Extracts from a graphics dataset:
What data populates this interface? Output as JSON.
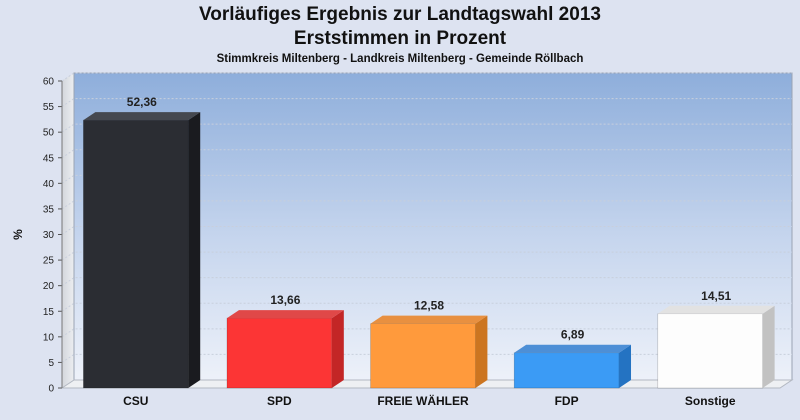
{
  "chart_data": {
    "type": "bar",
    "title": "Vorläufiges Ergebnis zur Landtagswahl 2013",
    "subtitle": "Erststimmen in Prozent",
    "caption": "Stimmkreis Miltenberg - Landkreis Miltenberg - Gemeinde Röllbach",
    "ylabel": "%",
    "xlabel": "",
    "ylim": [
      0,
      60
    ],
    "yticks": [
      0,
      5,
      10,
      15,
      20,
      25,
      30,
      35,
      40,
      45,
      50,
      55,
      60
    ],
    "grid": true,
    "categories": [
      "CSU",
      "SPD",
      "FREIE WÄHLER",
      "FDP",
      "Sonstige"
    ],
    "values": [
      52.36,
      13.66,
      12.58,
      6.89,
      14.51
    ],
    "value_labels": [
      "52,36",
      "13,66",
      "12,58",
      "6,89",
      "14,51"
    ],
    "colors": [
      "#2b2d33",
      "#fc3535",
      "#ff9a3c",
      "#3b9bf5",
      "#fdfdfd"
    ],
    "side_colors": [
      "#1a1b1f",
      "#c32626",
      "#cc7520",
      "#2473c2",
      "#c2c2c2"
    ],
    "top_colors": [
      "#45484f",
      "#e04848",
      "#e89040",
      "#4d8fd6",
      "#e2e2e2"
    ]
  }
}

#### [EXERCISE GOAL]
The material above holds pictures; copy everything else in it exactly.

#### [EXERCISE RESPONSE]
What data populates this interface? Output as JSON.
{
  "chart_data": {
    "type": "bar",
    "title": "Vorläufiges Ergebnis zur Landtagswahl 2013",
    "subtitle": "Erststimmen in Prozent",
    "caption": "Stimmkreis Miltenberg - Landkreis Miltenberg - Gemeinde Röllbach",
    "ylabel": "%",
    "xlabel": "",
    "ylim": [
      0,
      60
    ],
    "yticks": [
      0,
      5,
      10,
      15,
      20,
      25,
      30,
      35,
      40,
      45,
      50,
      55,
      60
    ],
    "grid": true,
    "categories": [
      "CSU",
      "SPD",
      "FREIE WÄHLER",
      "FDP",
      "Sonstige"
    ],
    "values": [
      52.36,
      13.66,
      12.58,
      6.89,
      14.51
    ],
    "value_labels": [
      "52,36",
      "13,66",
      "12,58",
      "6,89",
      "14,51"
    ],
    "colors": [
      "#2b2d33",
      "#fc3535",
      "#ff9a3c",
      "#3b9bf5",
      "#fdfdfd"
    ],
    "side_colors": [
      "#1a1b1f",
      "#c32626",
      "#cc7520",
      "#2473c2",
      "#c2c2c2"
    ],
    "top_colors": [
      "#45484f",
      "#e04848",
      "#e89040",
      "#4d8fd6",
      "#e2e2e2"
    ]
  }
}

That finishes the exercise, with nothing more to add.